**Problem:**
Keep the wording of each record exactly the same when you repeat it, and leave out pictures.
########
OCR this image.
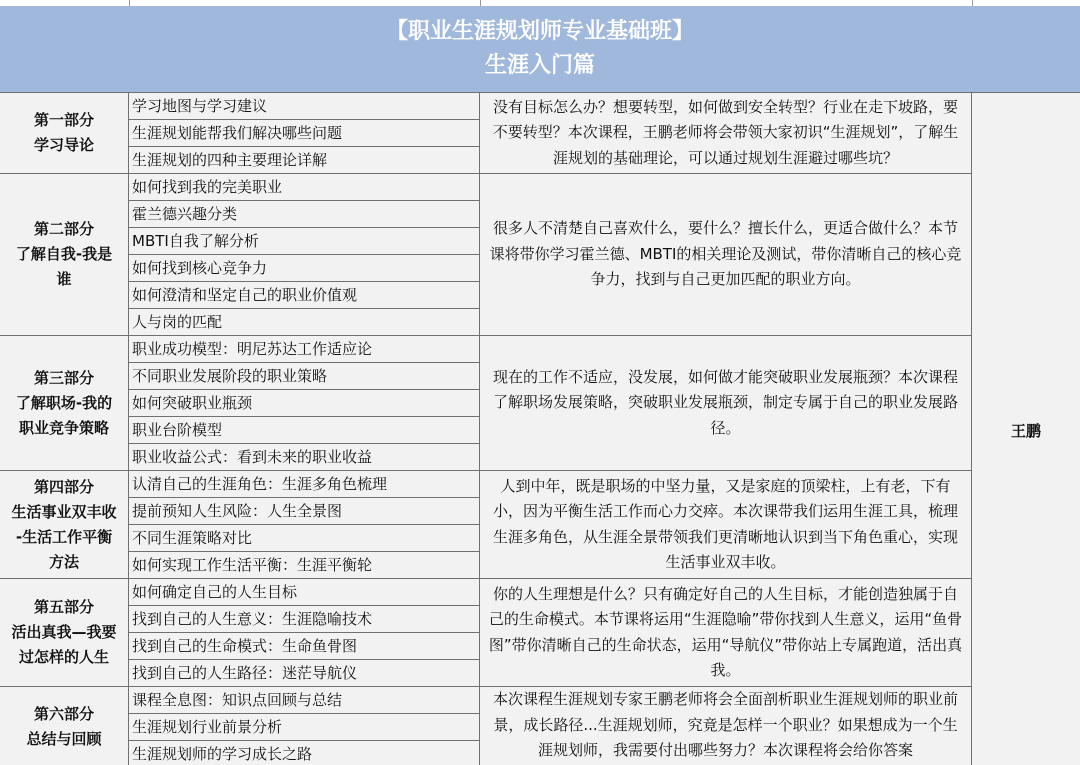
【职业生涯规划师专业基础班】
生涯入门篇
第一部分
学习导论
学习地图与学习建议
生涯规划能帮我们解决哪些问题
生涯规划的四种主要理论详解
没有目标怎么办？想要转型，如何做到安全转型？行业在走下坡路，要不要转型？本次课程，王鹏老师将会带领大家初识“生涯规划”，了解生涯规划的基础理论，可以通过规划生涯避过哪些坑？
第二部分
了解自我-我是
谁
如何找到我的完美职业
霍兰德兴趣分类
MBTI自我了解分析
如何找到核心竞争力
如何澄清和坚定自己的职业价值观
人与岗的匹配
很多人不清楚自己喜欢什么，要什么？擅长什么，更适合做什么？本节课将带你学习霍兰德、MBTI的相关理论及测试，带你清晰自己的核心竞争力，找到与自己更加匹配的职业方向。
第三部分
了解职场-我的
职业竞争策略
职业成功模型：明尼苏达工作适应论
不同职业发展阶段的职业策略
如何突破职业瓶颈
职业台阶模型
职业收益公式：看到未来的职业收益
现在的工作不适应，没发展，如何做才能突破职业发展瓶颈？本次课程了解职场发展策略，突破职业发展瓶颈，制定专属于自己的职业发展路径。
第四部分
生活事业双丰收
-生活工作平衡
方法
认清自己的生涯角色：生涯多角色梳理
提前预知人生风险：人生全景图
不同生涯策略对比
如何实现工作生活平衡：生涯平衡轮
人到中年，既是职场的中坚力量，又是家庭的顶梁柱，上有老，下有小，因为平衡生活工作而心力交瘁。本次课带我们运用生涯工具，梳理生涯多角色，从生涯全景带领我们更清晰地认识到当下角色重心，实现生活事业双丰收。
第五部分
活出真我—我要
过怎样的人生
如何确定自己的人生目标
找到自己的人生意义：生涯隐喻技术
找到自己的生命模式：生命鱼骨图
找到自己的人生路径：迷茫导航仪
你的人生理想是什么？只有确定好自己的人生目标，才能创造独属于自己的生命模式。本节课将运用“生涯隐喻”带你找到人生意义，运用“鱼骨图”带你清晰自己的生命状态，运用“导航仪”带你站上专属跑道，活出真我。
第六部分
总结与回顾
课程全息图：知识点回顾与总结
生涯规划行业前景分析
生涯规划师的学习成长之路
本次课程生涯规划专家王鹏老师将会全面剖析职业生涯规划师的职业前景，成长路径...生涯规划师，究竟是怎样一个职业？如果想成为一个生涯规划师，我需要付出哪些努力？本次课程将会给你答案
王鹏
########
**Written answer:**
OCR this image.
【职业生涯规划师专业基础班】
生涯入门篇
第一部分
学习导论
学习地图与学习建议
生涯规划能帮我们解决哪些问题
生涯规划的四种主要理论详解
没有目标怎么办？想要转型，如何做到安全转型？行业在走下坡路，要不要转型？本次课程，王鹏老师将会带领大家初识“生涯规划”，了解生涯规划的基础理论，可以通过规划生涯避过哪些坑？
第二部分
了解自我-我是
谁
如何找到我的完美职业
霍兰德兴趣分类
MBTI自我了解分析
如何找到核心竞争力
如何澄清和坚定自己的职业价值观
人与岗的匹配
很多人不清楚自己喜欢什么，要什么？擅长什么，更适合做什么？本节课将带你学习霍兰德、MBTI的相关理论及测试，带你清晰自己的核心竞争力，找到与自己更加匹配的职业方向。
第三部分
了解职场-我的
职业竞争策略
职业成功模型：明尼苏达工作适应论
不同职业发展阶段的职业策略
如何突破职业瓶颈
职业台阶模型
职业收益公式：看到未来的职业收益
现在的工作不适应，没发展，如何做才能突破职业发展瓶颈？本次课程了解职场发展策略，突破职业发展瓶颈，制定专属于自己的职业发展路径。
第四部分
生活事业双丰收
-生活工作平衡
方法
认清自己的生涯角色：生涯多角色梳理
提前预知人生风险：人生全景图
不同生涯策略对比
如何实现工作生活平衡：生涯平衡轮
人到中年，既是职场的中坚力量，又是家庭的顶梁柱，上有老，下有小，因为平衡生活工作而心力交瘁。本次课带我们运用生涯工具，梳理生涯多角色，从生涯全景带领我们更清晰地认识到当下角色重心，实现生活事业双丰收。
第五部分
活出真我—我要
过怎样的人生
如何确定自己的人生目标
找到自己的人生意义：生涯隐喻技术
找到自己的生命模式：生命鱼骨图
找到自己的人生路径：迷茫导航仪
你的人生理想是什么？只有确定好自己的人生目标，才能创造独属于自己的生命模式。本节课将运用“生涯隐喻”带你找到人生意义，运用“鱼骨图”带你清晰自己的生命状态，运用“导航仪”带你站上专属跑道，活出真我。
第六部分
总结与回顾
课程全息图：知识点回顾与总结
生涯规划行业前景分析
生涯规划师的学习成长之路
本次课程生涯规划专家王鹏老师将会全面剖析职业生涯规划师的职业前景，成长路径...生涯规划师，究竟是怎样一个职业？如果想成为一个生涯规划师，我需要付出哪些努力？本次课程将会给你答案
王鹏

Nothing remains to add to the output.